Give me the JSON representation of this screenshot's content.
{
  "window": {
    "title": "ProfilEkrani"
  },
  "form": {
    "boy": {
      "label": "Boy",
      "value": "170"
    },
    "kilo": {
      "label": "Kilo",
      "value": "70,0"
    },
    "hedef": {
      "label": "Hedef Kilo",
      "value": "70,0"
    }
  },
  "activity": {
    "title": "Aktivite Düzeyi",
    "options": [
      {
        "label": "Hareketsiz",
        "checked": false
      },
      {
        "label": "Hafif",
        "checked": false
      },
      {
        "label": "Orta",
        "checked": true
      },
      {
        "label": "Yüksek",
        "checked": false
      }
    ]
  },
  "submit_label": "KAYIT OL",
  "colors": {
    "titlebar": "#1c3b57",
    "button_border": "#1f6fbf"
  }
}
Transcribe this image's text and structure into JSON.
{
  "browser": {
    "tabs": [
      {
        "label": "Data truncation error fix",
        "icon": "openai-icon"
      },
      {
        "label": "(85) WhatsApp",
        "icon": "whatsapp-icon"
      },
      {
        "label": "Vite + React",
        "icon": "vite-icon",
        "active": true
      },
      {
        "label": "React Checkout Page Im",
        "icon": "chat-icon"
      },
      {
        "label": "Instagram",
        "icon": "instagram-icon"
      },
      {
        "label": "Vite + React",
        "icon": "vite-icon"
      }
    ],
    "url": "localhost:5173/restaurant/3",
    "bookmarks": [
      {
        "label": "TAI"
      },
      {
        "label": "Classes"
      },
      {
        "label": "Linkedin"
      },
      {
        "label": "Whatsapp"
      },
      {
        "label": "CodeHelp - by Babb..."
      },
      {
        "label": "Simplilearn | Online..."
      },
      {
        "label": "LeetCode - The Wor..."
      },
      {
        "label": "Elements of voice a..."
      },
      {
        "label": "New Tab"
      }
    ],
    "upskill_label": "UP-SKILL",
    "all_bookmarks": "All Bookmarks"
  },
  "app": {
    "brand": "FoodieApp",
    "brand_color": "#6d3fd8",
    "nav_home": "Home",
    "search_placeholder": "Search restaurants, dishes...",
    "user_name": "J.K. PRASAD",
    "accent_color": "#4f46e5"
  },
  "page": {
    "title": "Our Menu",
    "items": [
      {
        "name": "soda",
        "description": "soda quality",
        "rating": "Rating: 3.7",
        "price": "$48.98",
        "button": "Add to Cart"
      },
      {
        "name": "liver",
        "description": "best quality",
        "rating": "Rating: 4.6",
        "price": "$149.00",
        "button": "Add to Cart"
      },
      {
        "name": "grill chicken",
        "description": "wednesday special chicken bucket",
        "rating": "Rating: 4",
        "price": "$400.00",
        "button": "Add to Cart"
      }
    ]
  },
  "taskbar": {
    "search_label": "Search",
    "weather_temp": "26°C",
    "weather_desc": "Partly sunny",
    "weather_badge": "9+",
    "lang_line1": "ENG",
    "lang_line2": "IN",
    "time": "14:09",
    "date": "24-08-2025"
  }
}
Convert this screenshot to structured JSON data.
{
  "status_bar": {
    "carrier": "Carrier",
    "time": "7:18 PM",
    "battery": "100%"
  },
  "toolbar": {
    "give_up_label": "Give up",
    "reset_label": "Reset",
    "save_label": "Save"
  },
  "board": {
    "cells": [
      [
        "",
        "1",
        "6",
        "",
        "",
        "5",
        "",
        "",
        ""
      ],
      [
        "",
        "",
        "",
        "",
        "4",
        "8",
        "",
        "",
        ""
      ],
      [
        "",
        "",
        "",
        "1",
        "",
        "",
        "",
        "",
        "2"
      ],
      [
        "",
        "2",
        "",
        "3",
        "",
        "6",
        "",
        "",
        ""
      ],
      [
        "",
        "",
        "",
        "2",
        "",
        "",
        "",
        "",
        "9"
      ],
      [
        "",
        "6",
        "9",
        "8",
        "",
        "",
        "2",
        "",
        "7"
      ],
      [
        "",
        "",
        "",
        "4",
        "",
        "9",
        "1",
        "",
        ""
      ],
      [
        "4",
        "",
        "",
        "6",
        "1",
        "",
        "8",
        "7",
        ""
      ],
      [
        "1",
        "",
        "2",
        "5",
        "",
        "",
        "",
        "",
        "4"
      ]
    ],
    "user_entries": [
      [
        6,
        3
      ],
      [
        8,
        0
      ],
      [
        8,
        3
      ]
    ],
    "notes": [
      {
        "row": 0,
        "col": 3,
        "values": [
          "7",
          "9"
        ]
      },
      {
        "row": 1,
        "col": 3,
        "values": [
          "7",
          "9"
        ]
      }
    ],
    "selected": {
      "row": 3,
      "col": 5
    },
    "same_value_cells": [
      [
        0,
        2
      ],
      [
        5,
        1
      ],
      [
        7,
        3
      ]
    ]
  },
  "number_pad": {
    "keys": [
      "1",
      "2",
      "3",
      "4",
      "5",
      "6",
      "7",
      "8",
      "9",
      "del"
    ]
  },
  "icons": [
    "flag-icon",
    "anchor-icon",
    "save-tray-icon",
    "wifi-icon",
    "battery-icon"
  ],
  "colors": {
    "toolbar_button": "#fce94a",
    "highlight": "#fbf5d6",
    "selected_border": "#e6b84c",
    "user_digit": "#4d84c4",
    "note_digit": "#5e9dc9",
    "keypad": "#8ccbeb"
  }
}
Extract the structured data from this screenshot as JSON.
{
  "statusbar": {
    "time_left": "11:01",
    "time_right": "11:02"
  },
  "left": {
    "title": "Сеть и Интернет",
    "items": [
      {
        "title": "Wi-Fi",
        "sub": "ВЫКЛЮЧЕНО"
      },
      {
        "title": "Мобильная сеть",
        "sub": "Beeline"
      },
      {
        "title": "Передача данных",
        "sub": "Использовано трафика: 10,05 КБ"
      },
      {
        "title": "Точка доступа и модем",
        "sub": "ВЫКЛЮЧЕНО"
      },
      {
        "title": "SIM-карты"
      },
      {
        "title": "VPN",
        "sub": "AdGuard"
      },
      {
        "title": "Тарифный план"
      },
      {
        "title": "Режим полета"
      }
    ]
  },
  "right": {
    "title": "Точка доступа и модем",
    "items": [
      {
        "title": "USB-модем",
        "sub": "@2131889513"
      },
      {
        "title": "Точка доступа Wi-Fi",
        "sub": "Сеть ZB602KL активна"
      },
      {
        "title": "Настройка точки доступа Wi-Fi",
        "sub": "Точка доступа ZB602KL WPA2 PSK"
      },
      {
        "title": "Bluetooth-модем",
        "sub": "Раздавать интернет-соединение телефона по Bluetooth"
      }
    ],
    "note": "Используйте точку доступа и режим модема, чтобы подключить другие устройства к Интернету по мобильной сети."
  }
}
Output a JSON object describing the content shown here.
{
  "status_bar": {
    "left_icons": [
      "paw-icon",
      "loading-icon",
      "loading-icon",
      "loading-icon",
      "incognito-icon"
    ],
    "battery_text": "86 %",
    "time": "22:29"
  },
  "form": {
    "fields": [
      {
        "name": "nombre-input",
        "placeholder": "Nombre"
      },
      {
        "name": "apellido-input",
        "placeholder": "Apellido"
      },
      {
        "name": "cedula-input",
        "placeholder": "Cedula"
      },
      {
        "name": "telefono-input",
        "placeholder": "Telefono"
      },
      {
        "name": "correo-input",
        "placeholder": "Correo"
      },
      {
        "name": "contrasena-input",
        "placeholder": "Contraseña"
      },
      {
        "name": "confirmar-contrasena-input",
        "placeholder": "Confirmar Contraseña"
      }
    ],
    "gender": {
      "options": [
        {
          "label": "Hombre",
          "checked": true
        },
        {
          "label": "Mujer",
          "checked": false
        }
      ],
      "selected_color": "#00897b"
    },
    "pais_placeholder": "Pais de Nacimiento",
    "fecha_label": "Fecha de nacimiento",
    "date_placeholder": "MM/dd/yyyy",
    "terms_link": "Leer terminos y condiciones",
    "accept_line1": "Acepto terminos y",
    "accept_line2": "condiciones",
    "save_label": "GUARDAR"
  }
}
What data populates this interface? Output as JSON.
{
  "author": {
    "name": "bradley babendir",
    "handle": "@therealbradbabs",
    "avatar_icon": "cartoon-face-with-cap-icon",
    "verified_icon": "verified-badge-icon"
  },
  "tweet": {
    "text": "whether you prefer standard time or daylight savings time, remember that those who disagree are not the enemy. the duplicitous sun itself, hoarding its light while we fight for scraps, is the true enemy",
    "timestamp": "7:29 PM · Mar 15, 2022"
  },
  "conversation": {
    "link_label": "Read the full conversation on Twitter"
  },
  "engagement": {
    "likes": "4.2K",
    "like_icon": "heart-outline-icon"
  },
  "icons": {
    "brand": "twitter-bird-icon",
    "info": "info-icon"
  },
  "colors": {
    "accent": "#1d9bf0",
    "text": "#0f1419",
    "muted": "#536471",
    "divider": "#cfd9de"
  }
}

_____

### What you are asked to do
Look through the entries above for the word "description". Copy every line where it shows up.

### Answer to this exercise
        "description": "soda quality",
        "description": "best quality",
        "description": "wednesday special chicken bucket",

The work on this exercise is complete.